Problem statement
In the lines below, find how many contain the word "unit" and report that figure alone.

Input material

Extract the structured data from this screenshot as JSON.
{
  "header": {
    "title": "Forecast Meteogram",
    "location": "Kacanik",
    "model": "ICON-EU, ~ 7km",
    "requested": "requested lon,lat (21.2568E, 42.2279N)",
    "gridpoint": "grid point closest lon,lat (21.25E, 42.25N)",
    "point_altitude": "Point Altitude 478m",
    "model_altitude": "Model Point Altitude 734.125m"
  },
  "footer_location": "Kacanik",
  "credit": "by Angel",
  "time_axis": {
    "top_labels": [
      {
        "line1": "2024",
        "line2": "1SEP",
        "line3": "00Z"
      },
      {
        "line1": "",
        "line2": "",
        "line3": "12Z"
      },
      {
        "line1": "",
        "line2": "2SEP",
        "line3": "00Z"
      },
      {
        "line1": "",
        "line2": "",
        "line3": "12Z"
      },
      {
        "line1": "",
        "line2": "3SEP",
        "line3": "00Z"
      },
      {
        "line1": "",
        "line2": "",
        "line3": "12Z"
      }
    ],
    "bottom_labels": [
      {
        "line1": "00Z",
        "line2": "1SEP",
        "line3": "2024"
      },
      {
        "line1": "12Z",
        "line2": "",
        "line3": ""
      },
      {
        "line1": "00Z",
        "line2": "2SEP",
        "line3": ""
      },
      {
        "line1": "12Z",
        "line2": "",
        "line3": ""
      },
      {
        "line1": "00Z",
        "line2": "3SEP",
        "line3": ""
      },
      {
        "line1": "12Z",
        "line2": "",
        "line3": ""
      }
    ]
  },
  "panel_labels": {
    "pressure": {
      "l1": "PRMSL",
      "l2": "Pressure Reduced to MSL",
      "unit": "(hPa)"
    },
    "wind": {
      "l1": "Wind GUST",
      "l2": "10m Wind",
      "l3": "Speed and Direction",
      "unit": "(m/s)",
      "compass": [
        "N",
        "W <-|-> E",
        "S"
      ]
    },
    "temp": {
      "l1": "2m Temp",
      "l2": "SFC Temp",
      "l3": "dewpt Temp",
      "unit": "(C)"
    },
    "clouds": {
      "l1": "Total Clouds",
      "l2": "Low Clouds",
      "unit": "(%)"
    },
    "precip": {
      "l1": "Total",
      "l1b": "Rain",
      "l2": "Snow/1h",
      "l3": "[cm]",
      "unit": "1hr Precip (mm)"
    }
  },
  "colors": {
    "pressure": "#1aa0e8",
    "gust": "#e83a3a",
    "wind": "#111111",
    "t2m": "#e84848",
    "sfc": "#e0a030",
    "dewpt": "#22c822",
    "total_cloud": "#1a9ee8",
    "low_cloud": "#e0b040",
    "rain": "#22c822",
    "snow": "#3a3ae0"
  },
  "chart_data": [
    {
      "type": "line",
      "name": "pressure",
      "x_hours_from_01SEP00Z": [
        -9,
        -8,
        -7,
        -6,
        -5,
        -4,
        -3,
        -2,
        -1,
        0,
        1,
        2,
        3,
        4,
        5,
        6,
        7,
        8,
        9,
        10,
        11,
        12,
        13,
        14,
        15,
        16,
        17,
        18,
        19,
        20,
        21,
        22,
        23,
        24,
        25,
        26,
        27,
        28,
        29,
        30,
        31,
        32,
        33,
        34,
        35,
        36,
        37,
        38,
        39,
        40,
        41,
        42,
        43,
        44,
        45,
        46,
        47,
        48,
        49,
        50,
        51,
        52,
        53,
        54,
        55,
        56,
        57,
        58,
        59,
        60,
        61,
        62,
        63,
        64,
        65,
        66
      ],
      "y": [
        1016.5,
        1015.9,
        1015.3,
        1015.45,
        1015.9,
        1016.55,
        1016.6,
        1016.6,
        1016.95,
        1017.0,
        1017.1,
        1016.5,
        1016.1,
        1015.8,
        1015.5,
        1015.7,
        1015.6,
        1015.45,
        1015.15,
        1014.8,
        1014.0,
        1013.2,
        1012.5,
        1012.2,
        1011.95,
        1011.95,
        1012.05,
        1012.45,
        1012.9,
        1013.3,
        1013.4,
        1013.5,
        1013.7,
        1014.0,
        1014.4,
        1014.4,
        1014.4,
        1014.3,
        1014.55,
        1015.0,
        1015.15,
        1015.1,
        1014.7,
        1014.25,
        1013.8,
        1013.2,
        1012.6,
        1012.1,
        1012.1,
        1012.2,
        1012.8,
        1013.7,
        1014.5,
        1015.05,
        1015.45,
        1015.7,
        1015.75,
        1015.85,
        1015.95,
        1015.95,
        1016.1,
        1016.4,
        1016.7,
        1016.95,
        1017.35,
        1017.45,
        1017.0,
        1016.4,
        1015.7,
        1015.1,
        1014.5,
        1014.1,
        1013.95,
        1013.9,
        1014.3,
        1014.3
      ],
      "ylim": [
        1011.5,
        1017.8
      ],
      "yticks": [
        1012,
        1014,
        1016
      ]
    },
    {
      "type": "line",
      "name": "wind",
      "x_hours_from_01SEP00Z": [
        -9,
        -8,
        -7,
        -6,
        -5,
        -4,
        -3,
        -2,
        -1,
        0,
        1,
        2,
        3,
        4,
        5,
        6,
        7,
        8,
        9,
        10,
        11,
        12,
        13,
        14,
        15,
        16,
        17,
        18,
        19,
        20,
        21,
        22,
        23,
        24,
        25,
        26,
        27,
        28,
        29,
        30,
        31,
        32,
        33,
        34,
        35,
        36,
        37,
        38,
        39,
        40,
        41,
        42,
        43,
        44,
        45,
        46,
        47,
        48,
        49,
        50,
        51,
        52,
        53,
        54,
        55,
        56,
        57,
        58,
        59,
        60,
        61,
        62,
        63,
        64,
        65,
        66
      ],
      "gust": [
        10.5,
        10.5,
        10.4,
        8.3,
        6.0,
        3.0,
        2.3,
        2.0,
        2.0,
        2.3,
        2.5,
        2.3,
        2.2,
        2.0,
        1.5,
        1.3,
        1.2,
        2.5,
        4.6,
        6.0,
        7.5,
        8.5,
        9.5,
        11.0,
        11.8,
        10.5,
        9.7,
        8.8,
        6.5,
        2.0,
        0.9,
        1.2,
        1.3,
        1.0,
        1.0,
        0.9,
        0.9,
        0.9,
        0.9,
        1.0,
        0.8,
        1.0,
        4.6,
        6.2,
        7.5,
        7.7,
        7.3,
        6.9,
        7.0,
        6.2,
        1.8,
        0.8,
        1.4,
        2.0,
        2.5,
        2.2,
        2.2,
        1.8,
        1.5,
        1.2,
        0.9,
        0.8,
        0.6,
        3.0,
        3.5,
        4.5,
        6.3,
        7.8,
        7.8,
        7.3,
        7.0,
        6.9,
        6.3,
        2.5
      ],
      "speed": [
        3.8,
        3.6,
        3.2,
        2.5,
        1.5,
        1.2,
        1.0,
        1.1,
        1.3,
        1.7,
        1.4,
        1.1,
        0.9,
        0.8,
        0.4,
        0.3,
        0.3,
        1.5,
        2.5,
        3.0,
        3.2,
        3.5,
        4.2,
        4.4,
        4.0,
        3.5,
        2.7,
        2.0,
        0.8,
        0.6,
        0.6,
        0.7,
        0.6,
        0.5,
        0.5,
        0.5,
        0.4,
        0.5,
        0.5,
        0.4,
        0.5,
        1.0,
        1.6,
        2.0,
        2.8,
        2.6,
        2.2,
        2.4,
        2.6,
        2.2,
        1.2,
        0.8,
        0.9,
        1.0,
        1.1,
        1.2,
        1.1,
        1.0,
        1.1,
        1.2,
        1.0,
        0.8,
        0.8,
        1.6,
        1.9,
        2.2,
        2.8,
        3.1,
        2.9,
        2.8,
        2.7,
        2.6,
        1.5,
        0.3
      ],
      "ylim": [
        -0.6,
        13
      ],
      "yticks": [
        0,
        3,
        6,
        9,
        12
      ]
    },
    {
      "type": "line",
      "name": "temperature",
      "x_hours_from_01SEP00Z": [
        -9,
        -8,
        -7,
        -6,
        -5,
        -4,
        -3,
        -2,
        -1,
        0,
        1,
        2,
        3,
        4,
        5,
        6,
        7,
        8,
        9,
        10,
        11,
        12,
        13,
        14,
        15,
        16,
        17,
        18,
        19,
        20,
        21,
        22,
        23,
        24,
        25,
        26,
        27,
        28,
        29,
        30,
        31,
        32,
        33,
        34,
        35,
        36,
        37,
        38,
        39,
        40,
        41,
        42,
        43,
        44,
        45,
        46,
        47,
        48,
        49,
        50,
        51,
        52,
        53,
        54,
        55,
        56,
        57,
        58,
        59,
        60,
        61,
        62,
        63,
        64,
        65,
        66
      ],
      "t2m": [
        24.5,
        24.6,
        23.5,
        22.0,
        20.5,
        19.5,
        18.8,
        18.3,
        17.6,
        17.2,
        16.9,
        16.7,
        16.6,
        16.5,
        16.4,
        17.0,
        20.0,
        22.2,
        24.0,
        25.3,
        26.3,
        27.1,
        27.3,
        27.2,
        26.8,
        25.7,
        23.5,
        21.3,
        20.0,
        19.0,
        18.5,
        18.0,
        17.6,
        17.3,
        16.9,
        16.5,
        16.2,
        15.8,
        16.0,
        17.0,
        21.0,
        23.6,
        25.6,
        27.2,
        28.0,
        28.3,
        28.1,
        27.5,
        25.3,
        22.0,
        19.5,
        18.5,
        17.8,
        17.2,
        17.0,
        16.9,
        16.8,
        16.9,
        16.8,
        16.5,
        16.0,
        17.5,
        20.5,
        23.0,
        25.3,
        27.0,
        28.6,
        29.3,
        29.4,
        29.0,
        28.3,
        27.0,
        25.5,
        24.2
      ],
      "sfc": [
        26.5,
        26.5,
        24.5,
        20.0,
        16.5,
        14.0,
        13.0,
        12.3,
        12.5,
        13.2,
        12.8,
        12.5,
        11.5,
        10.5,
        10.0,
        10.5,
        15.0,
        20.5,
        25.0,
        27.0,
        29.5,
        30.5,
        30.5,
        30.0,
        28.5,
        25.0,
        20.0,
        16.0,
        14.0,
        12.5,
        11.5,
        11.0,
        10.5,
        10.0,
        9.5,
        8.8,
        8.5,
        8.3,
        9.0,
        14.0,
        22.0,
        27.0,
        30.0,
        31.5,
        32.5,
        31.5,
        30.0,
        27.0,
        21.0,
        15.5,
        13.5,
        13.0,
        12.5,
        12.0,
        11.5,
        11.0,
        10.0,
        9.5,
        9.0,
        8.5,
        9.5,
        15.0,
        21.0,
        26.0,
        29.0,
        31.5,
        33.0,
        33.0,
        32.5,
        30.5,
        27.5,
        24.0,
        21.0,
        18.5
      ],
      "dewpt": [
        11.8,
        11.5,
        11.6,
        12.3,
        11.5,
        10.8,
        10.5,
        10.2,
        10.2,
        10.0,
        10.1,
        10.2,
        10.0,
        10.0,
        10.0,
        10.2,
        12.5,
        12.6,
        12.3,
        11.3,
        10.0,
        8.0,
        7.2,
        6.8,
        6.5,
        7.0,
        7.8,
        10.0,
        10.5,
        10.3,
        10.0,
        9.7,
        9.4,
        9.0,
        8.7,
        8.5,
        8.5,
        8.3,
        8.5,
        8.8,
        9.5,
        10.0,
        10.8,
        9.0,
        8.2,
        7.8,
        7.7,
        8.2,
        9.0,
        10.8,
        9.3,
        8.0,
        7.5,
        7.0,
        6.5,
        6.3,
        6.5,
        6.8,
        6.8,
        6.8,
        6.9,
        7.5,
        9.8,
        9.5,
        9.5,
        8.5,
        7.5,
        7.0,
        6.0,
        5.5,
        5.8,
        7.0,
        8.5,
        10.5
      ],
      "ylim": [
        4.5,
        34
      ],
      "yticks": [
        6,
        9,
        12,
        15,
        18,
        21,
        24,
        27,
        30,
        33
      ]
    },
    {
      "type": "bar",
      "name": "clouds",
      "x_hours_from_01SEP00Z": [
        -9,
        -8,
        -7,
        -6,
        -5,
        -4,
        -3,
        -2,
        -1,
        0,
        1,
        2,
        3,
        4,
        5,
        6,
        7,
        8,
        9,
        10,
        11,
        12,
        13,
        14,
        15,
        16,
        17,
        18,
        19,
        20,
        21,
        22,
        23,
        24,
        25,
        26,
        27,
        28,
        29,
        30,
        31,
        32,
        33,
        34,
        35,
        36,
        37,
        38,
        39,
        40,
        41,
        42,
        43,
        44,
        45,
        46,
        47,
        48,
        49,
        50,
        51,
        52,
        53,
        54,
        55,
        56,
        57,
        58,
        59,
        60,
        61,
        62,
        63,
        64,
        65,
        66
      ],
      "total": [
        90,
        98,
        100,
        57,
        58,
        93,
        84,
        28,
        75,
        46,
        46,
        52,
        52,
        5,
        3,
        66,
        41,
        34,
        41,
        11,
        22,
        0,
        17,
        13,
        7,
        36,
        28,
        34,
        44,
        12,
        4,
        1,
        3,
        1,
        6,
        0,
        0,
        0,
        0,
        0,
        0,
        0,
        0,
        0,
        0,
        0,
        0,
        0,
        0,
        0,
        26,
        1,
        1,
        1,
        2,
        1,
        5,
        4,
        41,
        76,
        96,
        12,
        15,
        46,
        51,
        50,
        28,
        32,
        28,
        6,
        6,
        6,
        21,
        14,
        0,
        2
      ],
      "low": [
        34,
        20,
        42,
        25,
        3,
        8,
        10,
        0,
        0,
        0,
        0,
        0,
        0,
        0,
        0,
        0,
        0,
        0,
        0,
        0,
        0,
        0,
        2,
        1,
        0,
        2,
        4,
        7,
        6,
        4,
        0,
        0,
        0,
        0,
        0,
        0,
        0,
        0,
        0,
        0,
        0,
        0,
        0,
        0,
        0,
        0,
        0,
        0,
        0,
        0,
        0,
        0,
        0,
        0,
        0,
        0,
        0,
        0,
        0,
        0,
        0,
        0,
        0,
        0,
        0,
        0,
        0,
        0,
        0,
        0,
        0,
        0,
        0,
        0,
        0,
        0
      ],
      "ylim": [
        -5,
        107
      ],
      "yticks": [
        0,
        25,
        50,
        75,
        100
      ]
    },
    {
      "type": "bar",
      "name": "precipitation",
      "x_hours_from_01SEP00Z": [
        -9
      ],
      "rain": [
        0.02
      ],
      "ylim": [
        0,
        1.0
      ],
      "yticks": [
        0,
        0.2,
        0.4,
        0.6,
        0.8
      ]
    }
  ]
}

The output
5